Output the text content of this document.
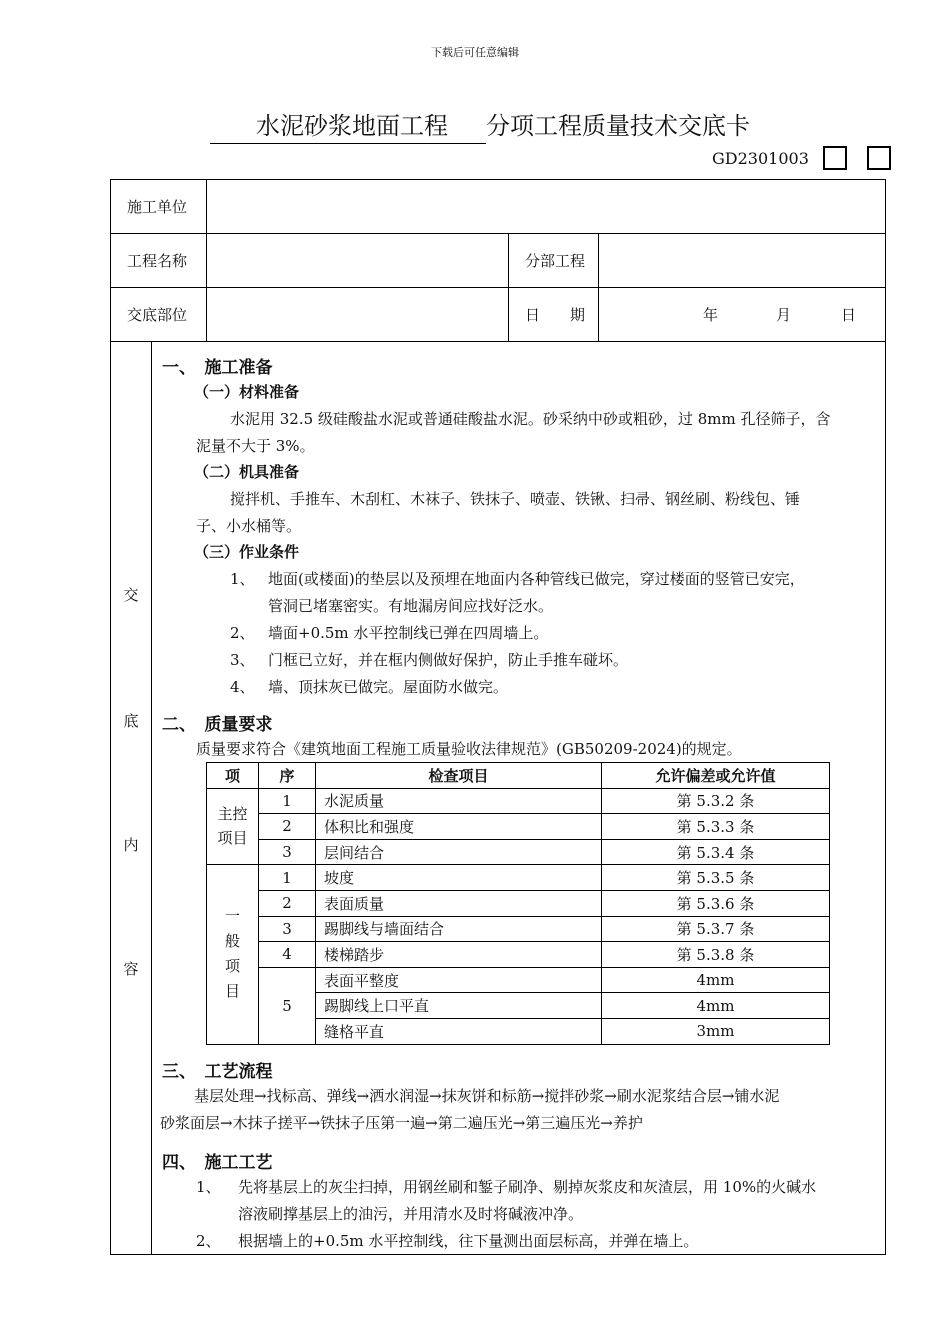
下载后可任意编辑
水泥砂浆地面工程 分项工程质量技术交底卡
GD2301003
施工单位
工程名称	分部工程
交底部位	日　　期	年	月	日
交
底
内
容
一、　施工准备
（一）材料准备
水泥用 32.5 级硅酸盐水泥或普通硅酸盐水泥。砂采纳中砂或粗砂，过 8mm 孔径筛子，含
泥量不大于 3%。
（二）机具准备
搅拌机、手推车、木刮杠、木袜子、铁抹子、喷壶、铁锹、扫帚、钢丝刷、粉线包、锤
子、小水桶等。
（三）作业条件
1、 地面(或楼面)的垫层以及预埋在地面内各种管线已做完，穿过楼面的竖管已安完，
管洞已堵塞密实。有地漏房间应找好泛水。
2、 墙面+0.5m 水平控制线已弹在四周墙上。
3、 门框已立好，并在框内侧做好保护，防止手推车碰坏。
4、 墙、顶抹灰已做完。屋面防水做完。
二、　质量要求
质量要求符合《建筑地面工程施工质量验收法律规范》(GB50209-2024)的规定。
项	序	检查项目	允许偏差或允许值
主控项目	1	水泥质量	第 5.3.2 条
	2	体积比和强度	第 5.3.3 条
	3	层间结合	第 5.3.4 条
一般项目	1	坡度	第 5.3.5 条
	2	表面质量	第 5.3.6 条
	3	踢脚线与墙面结合	第 5.3.7 条
	4	楼梯踏步	第 5.3.8 条
	5	表面平整度	4mm
		踢脚线上口平直	4mm
		缝格平直	3mm
三、　工艺流程
基层处理→找标高、弹线→洒水润湿→抹灰饼和标筋→搅拌砂浆→刷水泥浆结合层→铺水泥
砂浆面层→木抹子搓平→铁抹子压第一遍→第二遍压光→第三遍压光→养护
四、　施工工艺
1、 先将基层上的灰尘扫掉，用钢丝刷和錾子刷净、剔掉灰浆皮和灰渣层，用 10%的火碱水
溶液刷撑基层上的油污，并用清水及时将碱液冲净。
2、 根据墙上的+0.5m 水平控制线，往下量测出面层标高，并弹在墙上。
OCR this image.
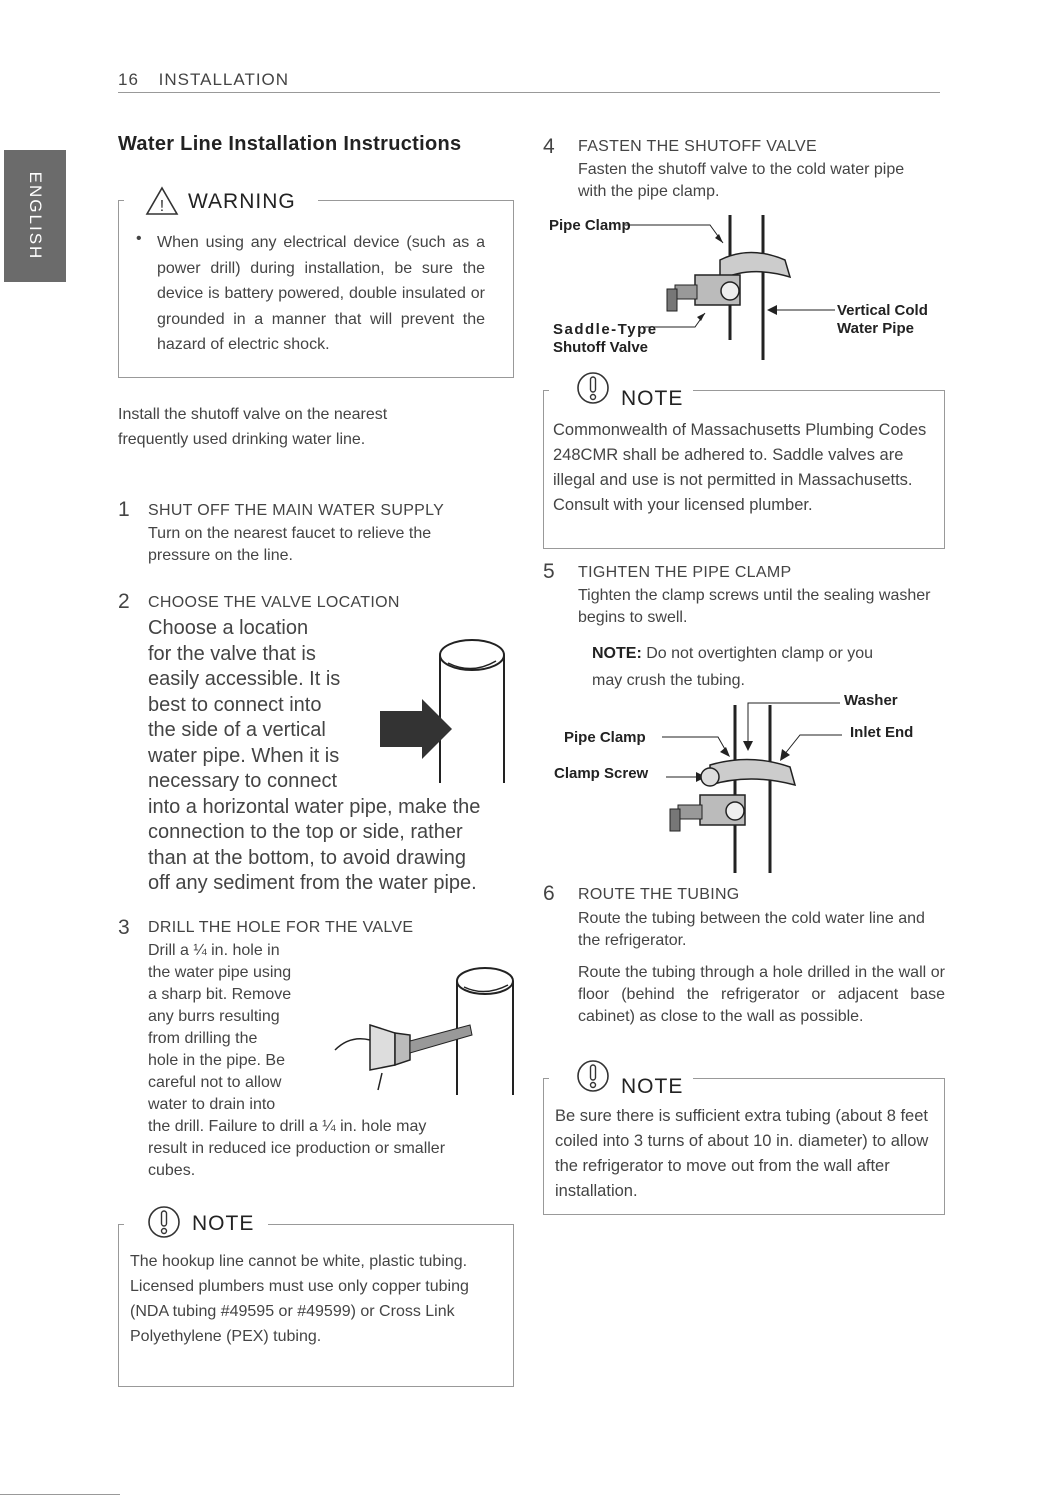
16 INSTALLATION
ENGLISH
Water Line Installation Instructions
! WARNING
• When using any electrical device (such as a power drill) during installation, be sure the device is battery powered, double insulated or grounded in a manner that will prevent the hazard of electric shock.
Install the shutoff valve on the nearest frequently used drinking water line.
1 SHUT OFF THE MAIN WATER SUPPLY
Turn on the nearest faucet to relieve the pressure on the line.
2 CHOOSE THE VALVE LOCATION
Choose a location
for the valve that is
easily accessible. It is
best to connect into
the side of a vertical
water pipe. When it is
necessary to connect
into a horizontal water pipe, make the
connection to the top or side, rather
than at the bottom, to avoid drawing
off any sediment from the water pipe.
3 DRILL THE HOLE FOR THE VALVE
Drill a ¼ in. hole in
the water pipe using
a sharp bit. Remove
any burrs resulting
from drilling the
hole in the pipe. Be
careful not to allow
water to drain into
the drill. Failure to drill a ¼ in. hole may
result in reduced ice production or smaller
cubes.
NOTE
The hookup line cannot be white, plastic tubing. Licensed plumbers must use only copper tubing (NDA tubing #49595 or #49599) or Cross Link Polyethylene (PEX) tubing.
4 FASTEN THE SHUTOFF VALVE
Fasten the shutoff valve to the cold water pipe with the pipe clamp.
Pipe Clamp
Saddle-Type
Shutoff Valve
Vertical Cold
Water Pipe
NOTE
Commonwealth of Massachusetts Plumbing Codes 248CMR shall be adhered to. Saddle valves are illegal and use is not permitted in Massachusetts. Consult with your licensed plumber.
5 TIGHTEN THE PIPE CLAMP
Tighten the clamp screws until the sealing washer begins to swell.
NOTE: Do not overtighten clamp or you may crush the tubing.
Washer
Pipe Clamp	Inlet End
Clamp Screw
6 ROUTE THE TUBING
Route the tubing between the cold water line and the refrigerator.
Route the tubing through a hole drilled in the wall or floor (behind the refrigerator or adjacent base cabinet) as close to the wall as possible.
NOTE
Be sure there is sufficient extra tubing (about 8 feet coiled into 3 turns of about 10 in. diameter) to allow the refrigerator to move out from the wall after installation.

::::::

### TO BE DONE
None of the pictures should appear; repeat the records exactly otherwise.

### RESPONSE TO THE TASK
Output the text content of this document.
下载后可任意编辑
水泥砂浆地面工程 分项工程质量技术交底卡
GD2301003
施工单位
工程名称	分部工程
交底部位	日　　期	年	月	日
交
底
内
容
一、　施工准备
（一）材料准备
水泥用 32.5 级硅酸盐水泥或普通硅酸盐水泥。砂采纳中砂或粗砂，过 8mm 孔径筛子，含
泥量不大于 3%。
（二）机具准备
搅拌机、手推车、木刮杠、木袜子、铁抹子、喷壶、铁锹、扫帚、钢丝刷、粉线包、锤
子、小水桶等。
（三）作业条件
1、 地面(或楼面)的垫层以及预埋在地面内各种管线已做完，穿过楼面的竖管已安完，
管洞已堵塞密实。有地漏房间应找好泛水。
2、 墙面+0.5m 水平控制线已弹在四周墙上。
3、 门框已立好，并在框内侧做好保护，防止手推车碰坏。
4、 墙、顶抹灰已做完。屋面防水做完。
二、　质量要求
质量要求符合《建筑地面工程施工质量验收法律规范》(GB50209-2024)的规定。
项	序	检查项目	允许偏差或允许值
主控项目	1	水泥质量	第 5.3.2 条
	2	体积比和强度	第 5.3.3 条
	3	层间结合	第 5.3.4 条
一般项目	1	坡度	第 5.3.5 条
	2	表面质量	第 5.3.6 条
	3	踢脚线与墙面结合	第 5.3.7 条
	4	楼梯踏步	第 5.3.8 条
	5	表面平整度	4mm
		踢脚线上口平直	4mm
		缝格平直	3mm
三、　工艺流程
基层处理→找标高、弹线→洒水润湿→抹灰饼和标筋→搅拌砂浆→刷水泥浆结合层→铺水泥
砂浆面层→木抹子搓平→铁抹子压第一遍→第二遍压光→第三遍压光→养护
四、　施工工艺
1、 先将基层上的灰尘扫掉，用钢丝刷和錾子刷净、剔掉灰浆皮和灰渣层，用 10%的火碱水
溶液刷撑基层上的油污，并用清水及时将碱液冲净。
2、 根据墙上的+0.5m 水平控制线，往下量测出面层标高，并弹在墙上。
OCR this image.
16 INSTALLATION
ENGLISH
Water Line Installation Instructions
! WARNING
• When using any electrical device (such as a power drill) during installation, be sure the device is battery powered, double insulated or grounded in a manner that will prevent the hazard of electric shock.
Install the shutoff valve on the nearest frequently used drinking water line.
1 SHUT OFF THE MAIN WATER SUPPLY
Turn on the nearest faucet to relieve the pressure on the line.
2 CHOOSE THE VALVE LOCATION
Choose a location
for the valve that is
easily accessible. It is
best to connect into
the side of a vertical
water pipe. When it is
necessary to connect
into a horizontal water pipe, make the
connection to the top or side, rather
than at the bottom, to avoid drawing
off any sediment from the water pipe.
3 DRILL THE HOLE FOR THE VALVE
Drill a ¼ in. hole in
the water pipe using
a sharp bit. Remove
any burrs resulting
from drilling the
hole in the pipe. Be
careful not to allow
water to drain into
the drill. Failure to drill a ¼ in. hole may
result in reduced ice production or smaller
cubes.
NOTE
The hookup line cannot be white, plastic tubing. Licensed plumbers must use only copper tubing (NDA tubing #49595 or #49599) or Cross Link Polyethylene (PEX) tubing.
4 FASTEN THE SHUTOFF VALVE
Fasten the shutoff valve to the cold water pipe with the pipe clamp.
Pipe Clamp
Saddle-Type
Shutoff Valve
Vertical Cold
Water Pipe
NOTE
Commonwealth of Massachusetts Plumbing Codes 248CMR shall be adhered to. Saddle valves are illegal and use is not permitted in Massachusetts. Consult with your licensed plumber.
5 TIGHTEN THE PIPE CLAMP
Tighten the clamp screws until the sealing washer begins to swell.
NOTE: Do not overtighten clamp or you may crush the tubing.
Washer
Pipe Clamp	Inlet End
Clamp Screw
6 ROUTE THE TUBING
Route the tubing between the cold water line and the refrigerator.
Route the tubing through a hole drilled in the wall or floor (behind the refrigerator or adjacent base cabinet) as close to the wall as possible.
NOTE
Be sure there is sufficient extra tubing (about 8 feet coiled into 3 turns of about 10 in. diameter) to allow the refrigerator to move out from the wall after installation.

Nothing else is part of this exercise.